==== Material shown

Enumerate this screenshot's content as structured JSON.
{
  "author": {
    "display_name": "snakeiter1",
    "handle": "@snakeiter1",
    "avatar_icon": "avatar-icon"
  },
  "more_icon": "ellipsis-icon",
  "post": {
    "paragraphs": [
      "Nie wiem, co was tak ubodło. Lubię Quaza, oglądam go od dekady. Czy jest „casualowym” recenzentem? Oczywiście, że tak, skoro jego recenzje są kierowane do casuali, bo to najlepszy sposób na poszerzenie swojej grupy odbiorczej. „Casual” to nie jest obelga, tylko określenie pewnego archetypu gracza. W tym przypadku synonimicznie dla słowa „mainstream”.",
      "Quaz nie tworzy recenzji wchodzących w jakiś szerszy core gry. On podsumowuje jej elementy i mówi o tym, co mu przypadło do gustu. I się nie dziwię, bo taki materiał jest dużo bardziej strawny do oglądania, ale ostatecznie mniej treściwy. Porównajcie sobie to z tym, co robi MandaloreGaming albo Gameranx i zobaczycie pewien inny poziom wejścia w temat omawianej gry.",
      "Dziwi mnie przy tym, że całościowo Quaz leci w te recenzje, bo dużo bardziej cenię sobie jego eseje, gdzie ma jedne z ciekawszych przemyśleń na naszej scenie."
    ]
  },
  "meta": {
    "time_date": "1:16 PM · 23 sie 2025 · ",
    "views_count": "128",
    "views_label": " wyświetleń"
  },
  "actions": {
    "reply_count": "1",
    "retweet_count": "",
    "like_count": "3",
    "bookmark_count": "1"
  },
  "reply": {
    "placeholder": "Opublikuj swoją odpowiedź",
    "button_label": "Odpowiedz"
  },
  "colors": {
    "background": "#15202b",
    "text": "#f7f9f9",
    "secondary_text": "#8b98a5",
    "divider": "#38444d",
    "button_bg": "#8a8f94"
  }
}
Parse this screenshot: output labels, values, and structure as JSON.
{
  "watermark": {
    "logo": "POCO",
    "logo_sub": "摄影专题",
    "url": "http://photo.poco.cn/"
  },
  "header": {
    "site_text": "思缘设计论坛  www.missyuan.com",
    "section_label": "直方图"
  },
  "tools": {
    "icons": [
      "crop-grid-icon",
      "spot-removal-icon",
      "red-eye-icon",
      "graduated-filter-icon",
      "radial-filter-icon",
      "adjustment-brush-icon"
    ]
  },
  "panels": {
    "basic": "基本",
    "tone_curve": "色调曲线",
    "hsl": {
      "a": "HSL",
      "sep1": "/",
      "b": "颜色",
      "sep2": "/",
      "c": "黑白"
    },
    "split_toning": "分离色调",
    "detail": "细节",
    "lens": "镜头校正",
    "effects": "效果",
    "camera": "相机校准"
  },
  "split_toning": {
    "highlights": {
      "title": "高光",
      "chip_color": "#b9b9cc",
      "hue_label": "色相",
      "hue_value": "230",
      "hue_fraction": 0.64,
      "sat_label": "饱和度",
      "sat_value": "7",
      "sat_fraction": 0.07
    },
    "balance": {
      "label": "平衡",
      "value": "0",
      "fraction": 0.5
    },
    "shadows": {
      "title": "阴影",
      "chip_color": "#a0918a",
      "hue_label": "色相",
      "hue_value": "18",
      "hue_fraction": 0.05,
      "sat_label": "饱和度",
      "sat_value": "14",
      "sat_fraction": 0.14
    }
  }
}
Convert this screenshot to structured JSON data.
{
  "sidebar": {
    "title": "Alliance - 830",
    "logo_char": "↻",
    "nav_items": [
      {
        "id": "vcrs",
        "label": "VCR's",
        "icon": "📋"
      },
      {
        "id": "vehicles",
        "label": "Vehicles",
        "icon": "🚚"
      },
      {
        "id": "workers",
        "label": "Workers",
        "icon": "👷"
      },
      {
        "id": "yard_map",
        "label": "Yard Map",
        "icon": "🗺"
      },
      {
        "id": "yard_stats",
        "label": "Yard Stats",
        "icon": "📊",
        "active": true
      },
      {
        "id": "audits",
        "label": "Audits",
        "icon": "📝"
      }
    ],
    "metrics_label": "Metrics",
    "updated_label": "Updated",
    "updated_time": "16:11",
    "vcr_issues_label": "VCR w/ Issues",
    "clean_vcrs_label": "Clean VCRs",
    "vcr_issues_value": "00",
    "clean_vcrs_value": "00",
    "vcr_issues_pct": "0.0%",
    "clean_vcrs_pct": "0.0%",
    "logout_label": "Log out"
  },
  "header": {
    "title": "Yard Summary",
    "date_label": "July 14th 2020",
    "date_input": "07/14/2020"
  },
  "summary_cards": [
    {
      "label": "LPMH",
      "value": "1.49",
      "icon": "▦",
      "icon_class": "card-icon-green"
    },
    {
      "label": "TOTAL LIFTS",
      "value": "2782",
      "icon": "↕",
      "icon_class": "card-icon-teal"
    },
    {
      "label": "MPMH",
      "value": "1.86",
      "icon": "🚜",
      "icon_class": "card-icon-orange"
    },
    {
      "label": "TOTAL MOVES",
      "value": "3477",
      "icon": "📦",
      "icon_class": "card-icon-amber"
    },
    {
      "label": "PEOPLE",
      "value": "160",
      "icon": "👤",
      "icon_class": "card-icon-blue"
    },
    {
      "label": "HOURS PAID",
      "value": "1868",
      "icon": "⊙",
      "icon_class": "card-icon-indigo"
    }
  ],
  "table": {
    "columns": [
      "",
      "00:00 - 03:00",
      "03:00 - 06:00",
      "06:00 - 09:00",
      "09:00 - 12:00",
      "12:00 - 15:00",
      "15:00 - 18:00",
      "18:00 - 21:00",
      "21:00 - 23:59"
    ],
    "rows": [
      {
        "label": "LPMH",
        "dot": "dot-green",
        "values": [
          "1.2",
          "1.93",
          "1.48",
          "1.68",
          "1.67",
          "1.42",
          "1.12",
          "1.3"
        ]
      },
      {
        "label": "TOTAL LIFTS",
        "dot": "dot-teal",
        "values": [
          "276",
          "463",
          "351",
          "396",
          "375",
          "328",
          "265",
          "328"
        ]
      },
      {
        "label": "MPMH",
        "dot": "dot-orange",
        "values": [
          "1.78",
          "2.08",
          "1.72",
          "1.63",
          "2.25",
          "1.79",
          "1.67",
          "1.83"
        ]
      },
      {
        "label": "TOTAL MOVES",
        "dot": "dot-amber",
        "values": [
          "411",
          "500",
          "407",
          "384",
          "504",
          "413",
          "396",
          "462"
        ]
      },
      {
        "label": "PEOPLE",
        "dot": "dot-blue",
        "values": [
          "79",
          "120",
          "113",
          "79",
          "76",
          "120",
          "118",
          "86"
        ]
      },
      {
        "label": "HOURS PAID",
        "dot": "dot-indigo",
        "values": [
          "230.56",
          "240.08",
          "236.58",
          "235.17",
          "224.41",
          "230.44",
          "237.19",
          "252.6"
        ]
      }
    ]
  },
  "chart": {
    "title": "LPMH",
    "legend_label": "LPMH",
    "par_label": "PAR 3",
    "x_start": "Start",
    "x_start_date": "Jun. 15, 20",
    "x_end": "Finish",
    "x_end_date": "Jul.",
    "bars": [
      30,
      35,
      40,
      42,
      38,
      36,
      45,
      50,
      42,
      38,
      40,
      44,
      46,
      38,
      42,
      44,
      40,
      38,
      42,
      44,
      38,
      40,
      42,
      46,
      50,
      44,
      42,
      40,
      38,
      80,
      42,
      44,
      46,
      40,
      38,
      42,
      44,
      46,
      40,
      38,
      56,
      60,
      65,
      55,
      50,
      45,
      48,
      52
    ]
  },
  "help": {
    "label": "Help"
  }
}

========

Identify the lines above that contain the word "indigo", then copy them.

      "icon_class": "card-icon-indigo"
        "dot": "dot-indigo",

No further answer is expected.